Data supplied:

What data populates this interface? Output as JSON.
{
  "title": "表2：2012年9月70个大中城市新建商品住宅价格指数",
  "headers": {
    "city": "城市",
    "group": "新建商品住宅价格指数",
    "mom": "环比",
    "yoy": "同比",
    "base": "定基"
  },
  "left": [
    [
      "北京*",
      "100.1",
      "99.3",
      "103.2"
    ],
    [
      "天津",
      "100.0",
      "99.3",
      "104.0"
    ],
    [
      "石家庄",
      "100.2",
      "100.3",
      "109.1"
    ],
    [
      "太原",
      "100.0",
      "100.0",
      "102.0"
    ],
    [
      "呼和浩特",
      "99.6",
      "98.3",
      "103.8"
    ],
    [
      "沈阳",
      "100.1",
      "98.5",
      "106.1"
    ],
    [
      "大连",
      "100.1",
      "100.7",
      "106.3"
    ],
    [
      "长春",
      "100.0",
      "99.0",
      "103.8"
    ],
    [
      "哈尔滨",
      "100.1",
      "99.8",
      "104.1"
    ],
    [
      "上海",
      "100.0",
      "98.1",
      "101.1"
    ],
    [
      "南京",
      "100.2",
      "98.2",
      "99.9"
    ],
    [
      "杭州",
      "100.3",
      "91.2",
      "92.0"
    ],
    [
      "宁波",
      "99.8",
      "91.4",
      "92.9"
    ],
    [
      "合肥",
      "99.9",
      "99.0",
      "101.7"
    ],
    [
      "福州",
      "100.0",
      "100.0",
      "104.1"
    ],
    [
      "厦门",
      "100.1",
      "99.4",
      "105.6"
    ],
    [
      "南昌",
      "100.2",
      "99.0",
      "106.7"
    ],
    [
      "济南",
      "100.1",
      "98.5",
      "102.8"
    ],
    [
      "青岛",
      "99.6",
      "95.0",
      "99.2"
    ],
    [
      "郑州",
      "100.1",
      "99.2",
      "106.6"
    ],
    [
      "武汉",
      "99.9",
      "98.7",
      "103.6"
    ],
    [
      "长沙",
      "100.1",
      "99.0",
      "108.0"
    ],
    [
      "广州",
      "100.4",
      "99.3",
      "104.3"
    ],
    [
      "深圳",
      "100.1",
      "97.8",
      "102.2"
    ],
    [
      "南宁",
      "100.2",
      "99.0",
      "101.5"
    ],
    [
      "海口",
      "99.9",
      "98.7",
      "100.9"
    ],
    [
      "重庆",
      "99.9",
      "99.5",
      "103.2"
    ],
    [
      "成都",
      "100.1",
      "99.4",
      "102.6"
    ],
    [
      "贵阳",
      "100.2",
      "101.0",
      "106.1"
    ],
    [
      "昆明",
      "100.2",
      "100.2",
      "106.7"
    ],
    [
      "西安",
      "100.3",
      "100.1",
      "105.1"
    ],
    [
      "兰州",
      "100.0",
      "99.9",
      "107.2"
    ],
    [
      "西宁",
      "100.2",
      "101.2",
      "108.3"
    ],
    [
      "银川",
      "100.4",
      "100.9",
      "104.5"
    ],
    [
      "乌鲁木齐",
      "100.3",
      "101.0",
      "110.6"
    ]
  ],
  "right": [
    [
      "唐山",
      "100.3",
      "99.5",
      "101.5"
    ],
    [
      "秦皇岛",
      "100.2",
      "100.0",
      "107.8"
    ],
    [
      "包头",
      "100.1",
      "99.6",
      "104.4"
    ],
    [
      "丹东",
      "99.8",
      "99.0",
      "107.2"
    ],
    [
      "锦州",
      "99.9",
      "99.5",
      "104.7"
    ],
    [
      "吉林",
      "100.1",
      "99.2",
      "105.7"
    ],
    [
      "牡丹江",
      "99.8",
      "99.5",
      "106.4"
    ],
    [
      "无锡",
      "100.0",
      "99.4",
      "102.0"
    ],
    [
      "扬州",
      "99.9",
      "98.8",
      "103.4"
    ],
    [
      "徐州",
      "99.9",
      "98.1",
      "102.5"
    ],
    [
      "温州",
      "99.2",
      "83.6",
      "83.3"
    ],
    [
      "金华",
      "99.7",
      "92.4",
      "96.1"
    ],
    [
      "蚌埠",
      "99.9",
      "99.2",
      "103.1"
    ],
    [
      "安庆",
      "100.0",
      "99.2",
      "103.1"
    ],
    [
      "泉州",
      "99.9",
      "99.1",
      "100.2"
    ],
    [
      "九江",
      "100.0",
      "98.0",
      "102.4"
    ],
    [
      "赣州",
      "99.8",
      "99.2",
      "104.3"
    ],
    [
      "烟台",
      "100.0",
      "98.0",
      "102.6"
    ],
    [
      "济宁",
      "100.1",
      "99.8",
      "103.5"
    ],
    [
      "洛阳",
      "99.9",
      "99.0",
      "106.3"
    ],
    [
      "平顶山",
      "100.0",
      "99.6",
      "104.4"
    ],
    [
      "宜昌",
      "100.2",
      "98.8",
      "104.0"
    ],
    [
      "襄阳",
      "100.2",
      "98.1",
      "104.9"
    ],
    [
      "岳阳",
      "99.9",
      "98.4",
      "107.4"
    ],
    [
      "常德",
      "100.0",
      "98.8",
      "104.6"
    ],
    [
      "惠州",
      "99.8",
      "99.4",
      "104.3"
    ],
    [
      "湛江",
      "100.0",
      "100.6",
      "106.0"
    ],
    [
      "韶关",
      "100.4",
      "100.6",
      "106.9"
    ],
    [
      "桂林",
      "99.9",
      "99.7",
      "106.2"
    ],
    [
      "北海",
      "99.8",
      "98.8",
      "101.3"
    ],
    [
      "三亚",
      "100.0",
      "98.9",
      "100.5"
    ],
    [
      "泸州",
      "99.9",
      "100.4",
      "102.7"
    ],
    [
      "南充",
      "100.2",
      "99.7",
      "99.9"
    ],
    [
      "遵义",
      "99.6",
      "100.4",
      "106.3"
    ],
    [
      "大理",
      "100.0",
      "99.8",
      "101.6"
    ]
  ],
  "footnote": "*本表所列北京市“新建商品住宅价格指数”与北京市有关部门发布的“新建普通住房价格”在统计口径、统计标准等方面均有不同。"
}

Given problem: Output the records verbatim, from the first line to the last.

Answer to this exercise:
What data populates this interface? Output as JSON.
{
  "title": "表2：2012年9月70个大中城市新建商品住宅价格指数",
  "headers": {
    "city": "城市",
    "group": "新建商品住宅价格指数",
    "mom": "环比",
    "yoy": "同比",
    "base": "定基"
  },
  "left": [
    [
      "北京*",
      "100.1",
      "99.3",
      "103.2"
    ],
    [
      "天津",
      "100.0",
      "99.3",
      "104.0"
    ],
    [
      "石家庄",
      "100.2",
      "100.3",
      "109.1"
    ],
    [
      "太原",
      "100.0",
      "100.0",
      "102.0"
    ],
    [
      "呼和浩特",
      "99.6",
      "98.3",
      "103.8"
    ],
    [
      "沈阳",
      "100.1",
      "98.5",
      "106.1"
    ],
    [
      "大连",
      "100.1",
      "100.7",
      "106.3"
    ],
    [
      "长春",
      "100.0",
      "99.0",
      "103.8"
    ],
    [
      "哈尔滨",
      "100.1",
      "99.8",
      "104.1"
    ],
    [
      "上海",
      "100.0",
      "98.1",
      "101.1"
    ],
    [
      "南京",
      "100.2",
      "98.2",
      "99.9"
    ],
    [
      "杭州",
      "100.3",
      "91.2",
      "92.0"
    ],
    [
      "宁波",
      "99.8",
      "91.4",
      "92.9"
    ],
    [
      "合肥",
      "99.9",
      "99.0",
      "101.7"
    ],
    [
      "福州",
      "100.0",
      "100.0",
      "104.1"
    ],
    [
      "厦门",
      "100.1",
      "99.4",
      "105.6"
    ],
    [
      "南昌",
      "100.2",
      "99.0",
      "106.7"
    ],
    [
      "济南",
      "100.1",
      "98.5",
      "102.8"
    ],
    [
      "青岛",
      "99.6",
      "95.0",
      "99.2"
    ],
    [
      "郑州",
      "100.1",
      "99.2",
      "106.6"
    ],
    [
      "武汉",
      "99.9",
      "98.7",
      "103.6"
    ],
    [
      "长沙",
      "100.1",
      "99.0",
      "108.0"
    ],
    [
      "广州",
      "100.4",
      "99.3",
      "104.3"
    ],
    [
      "深圳",
      "100.1",
      "97.8",
      "102.2"
    ],
    [
      "南宁",
      "100.2",
      "99.0",
      "101.5"
    ],
    [
      "海口",
      "99.9",
      "98.7",
      "100.9"
    ],
    [
      "重庆",
      "99.9",
      "99.5",
      "103.2"
    ],
    [
      "成都",
      "100.1",
      "99.4",
      "102.6"
    ],
    [
      "贵阳",
      "100.2",
      "101.0",
      "106.1"
    ],
    [
      "昆明",
      "100.2",
      "100.2",
      "106.7"
    ],
    [
      "西安",
      "100.3",
      "100.1",
      "105.1"
    ],
    [
      "兰州",
      "100.0",
      "99.9",
      "107.2"
    ],
    [
      "西宁",
      "100.2",
      "101.2",
      "108.3"
    ],
    [
      "银川",
      "100.4",
      "100.9",
      "104.5"
    ],
    [
      "乌鲁木齐",
      "100.3",
      "101.0",
      "110.6"
    ]
  ],
  "right": [
    [
      "唐山",
      "100.3",
      "99.5",
      "101.5"
    ],
    [
      "秦皇岛",
      "100.2",
      "100.0",
      "107.8"
    ],
    [
      "包头",
      "100.1",
      "99.6",
      "104.4"
    ],
    [
      "丹东",
      "99.8",
      "99.0",
      "107.2"
    ],
    [
      "锦州",
      "99.9",
      "99.5",
      "104.7"
    ],
    [
      "吉林",
      "100.1",
      "99.2",
      "105.7"
    ],
    [
      "牡丹江",
      "99.8",
      "99.5",
      "106.4"
    ],
    [
      "无锡",
      "100.0",
      "99.4",
      "102.0"
    ],
    [
      "扬州",
      "99.9",
      "98.8",
      "103.4"
    ],
    [
      "徐州",
      "99.9",
      "98.1",
      "102.5"
    ],
    [
      "温州",
      "99.2",
      "83.6",
      "83.3"
    ],
    [
      "金华",
      "99.7",
      "92.4",
      "96.1"
    ],
    [
      "蚌埠",
      "99.9",
      "99.2",
      "103.1"
    ],
    [
      "安庆",
      "100.0",
      "99.2",
      "103.1"
    ],
    [
      "泉州",
      "99.9",
      "99.1",
      "100.2"
    ],
    [
      "九江",
      "100.0",
      "98.0",
      "102.4"
    ],
    [
      "赣州",
      "99.8",
      "99.2",
      "104.3"
    ],
    [
      "烟台",
      "100.0",
      "98.0",
      "102.6"
    ],
    [
      "济宁",
      "100.1",
      "99.8",
      "103.5"
    ],
    [
      "洛阳",
      "99.9",
      "99.0",
      "106.3"
    ],
    [
      "平顶山",
      "100.0",
      "99.6",
      "104.4"
    ],
    [
      "宜昌",
      "100.2",
      "98.8",
      "104.0"
    ],
    [
      "襄阳",
      "100.2",
      "98.1",
      "104.9"
    ],
    [
      "岳阳",
      "99.9",
      "98.4",
      "107.4"
    ],
    [
      "常德",
      "100.0",
      "98.8",
      "104.6"
    ],
    [
      "惠州",
      "99.8",
      "99.4",
      "104.3"
    ],
    [
      "湛江",
      "100.0",
      "100.6",
      "106.0"
    ],
    [
      "韶关",
      "100.4",
      "100.6",
      "106.9"
    ],
    [
      "桂林",
      "99.9",
      "99.7",
      "106.2"
    ],
    [
      "北海",
      "99.8",
      "98.8",
      "101.3"
    ],
    [
      "三亚",
      "100.0",
      "98.9",
      "100.5"
    ],
    [
      "泸州",
      "99.9",
      "100.4",
      "102.7"
    ],
    [
      "南充",
      "100.2",
      "99.7",
      "99.9"
    ],
    [
      "遵义",
      "99.6",
      "100.4",
      "106.3"
    ],
    [
      "大理",
      "100.0",
      "99.8",
      "101.6"
    ]
  ],
  "footnote": "*本表所列北京市“新建商品住宅价格指数”与北京市有关部门发布的“新建普通住房价格”在统计口径、统计标准等方面均有不同。"
}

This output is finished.